▶ **作業項目**
下記のヘルスケアリートに関する文書を、「また、米国等においてはヘルス」という語句を含む箇所から「活用の方向性が示されました。」という語句までそのまま引用してください。

▶ **文書抜粋**
高齢化の進展に伴い、ヘルスケア施設の供給の拡大等が求められる中、ヘルスケアリート創設の環境整備として、国土交通省において、関係省庁(金融庁、厚生労働省)との連携の下、平成26年4月と6月に高齢者向け住宅等を対象とするヘルスケアリートの活用に係るガイドライン検討委員会を開催し、「高齢者向け住宅等を対象とするヘルスケアリートの活用に係るガイドライン」をとりまとめました。今回はその概要を紹介します。

ガイドラインの制定に至る背景・経緯

総人口が減少する一方で高齢者人口は、平成22年から平成32年の10年間で約700万人の増加、高齢者単身・夫婦世帯は、約280万世帯増加することが予測されています。一方、高齢者人口に対する高齢者向け住宅の割合は欧米先進諸国と比べて相対的に小さく(平成17年0.9%)、政府の「住生活基本計画」(平成23年3月)において、同割合を平成32年に3~5%とする目標が掲げられています。

全高齢者における介護施設・高齢者住宅などの定員数の割合

出典:社会保障国民会議サービス保障(医療・介護・福祉)分科会(第8回)

また、米国等においてはヘルスケアリートが介護事業者の資金調達のひとつとなっていることや、今後日本においても証券化の対象となるヘルスケア施設の増加が予想される等の背景から、平成24年10月から平成25年3月にかけて国土交通省に「ヘルスケア施設供給促進のための不動産証券化手法の活用及び安定利用の確保に関する検討委員会」が設置され、ヘルスケア施設の開発、取得等のための資金調達方法など不動産証券化に係る様々な検討が行われました。当該検討委員会の中でヘルスケアリートの重要性も指摘され、その活用の方向性が示されました。

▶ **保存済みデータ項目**
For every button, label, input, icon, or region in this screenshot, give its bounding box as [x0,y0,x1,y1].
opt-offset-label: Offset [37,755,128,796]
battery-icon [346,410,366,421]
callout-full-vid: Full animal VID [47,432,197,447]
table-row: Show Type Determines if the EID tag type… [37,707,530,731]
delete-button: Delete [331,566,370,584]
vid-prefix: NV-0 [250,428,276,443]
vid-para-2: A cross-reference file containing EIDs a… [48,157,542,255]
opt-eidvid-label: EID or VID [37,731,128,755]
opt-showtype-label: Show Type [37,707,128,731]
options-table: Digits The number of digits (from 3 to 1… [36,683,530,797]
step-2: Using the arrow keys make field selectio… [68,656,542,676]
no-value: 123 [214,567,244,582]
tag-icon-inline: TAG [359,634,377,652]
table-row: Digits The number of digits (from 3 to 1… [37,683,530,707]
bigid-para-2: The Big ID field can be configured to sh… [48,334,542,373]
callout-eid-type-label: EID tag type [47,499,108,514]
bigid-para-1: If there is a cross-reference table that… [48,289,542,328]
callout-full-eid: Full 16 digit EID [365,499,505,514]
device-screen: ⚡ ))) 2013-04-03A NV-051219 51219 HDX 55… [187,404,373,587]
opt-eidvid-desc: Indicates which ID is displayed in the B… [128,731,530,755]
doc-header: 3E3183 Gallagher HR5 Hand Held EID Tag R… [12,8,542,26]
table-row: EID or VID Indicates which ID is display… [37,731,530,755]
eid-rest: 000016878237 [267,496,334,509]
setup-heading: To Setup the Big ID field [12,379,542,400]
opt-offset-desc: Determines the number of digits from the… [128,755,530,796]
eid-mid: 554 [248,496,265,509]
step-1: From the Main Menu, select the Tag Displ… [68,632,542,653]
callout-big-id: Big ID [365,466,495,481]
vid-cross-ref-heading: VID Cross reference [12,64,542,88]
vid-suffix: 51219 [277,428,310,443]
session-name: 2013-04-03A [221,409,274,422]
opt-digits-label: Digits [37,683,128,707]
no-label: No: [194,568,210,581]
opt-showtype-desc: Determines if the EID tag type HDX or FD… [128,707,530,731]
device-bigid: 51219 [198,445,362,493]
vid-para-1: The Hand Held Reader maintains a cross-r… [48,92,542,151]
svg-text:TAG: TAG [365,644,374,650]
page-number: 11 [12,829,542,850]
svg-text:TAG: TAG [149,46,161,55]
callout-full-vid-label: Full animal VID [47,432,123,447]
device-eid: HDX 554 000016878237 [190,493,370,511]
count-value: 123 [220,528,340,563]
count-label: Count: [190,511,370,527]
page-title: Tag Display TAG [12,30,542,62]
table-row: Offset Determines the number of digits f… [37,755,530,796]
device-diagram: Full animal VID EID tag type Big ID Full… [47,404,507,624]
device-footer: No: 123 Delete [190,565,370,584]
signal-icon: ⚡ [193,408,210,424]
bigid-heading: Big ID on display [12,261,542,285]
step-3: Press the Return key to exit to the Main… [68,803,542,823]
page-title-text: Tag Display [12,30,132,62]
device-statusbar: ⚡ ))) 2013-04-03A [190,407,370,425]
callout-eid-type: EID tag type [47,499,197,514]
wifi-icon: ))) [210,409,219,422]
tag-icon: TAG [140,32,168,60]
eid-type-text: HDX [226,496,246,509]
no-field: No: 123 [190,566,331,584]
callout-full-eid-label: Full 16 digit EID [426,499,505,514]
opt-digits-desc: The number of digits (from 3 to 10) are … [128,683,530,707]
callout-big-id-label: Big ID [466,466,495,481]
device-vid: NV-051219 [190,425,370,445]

▶ **解答**
また、米国等においてはヘルスケアリートが介護事業者の資金調達のひとつとなっていることや、今後日本においても証券化の対象となるヘルスケア施設の増加が予想される等の背景から、平成24年10月から平成25年3月にかけて国土交通省に「ヘルスケア施設供給促進のための不動産証券化手法の活用及び安定利用の確保に関する検討委員会」が設置され、ヘルスケア施設の開発、取得等のための資金調達方法など不動産証券化に係る様々な検討が行われました。当該検討委員会の中でヘルスケアリートの重要性も指摘され、その活用の方向性が示されました。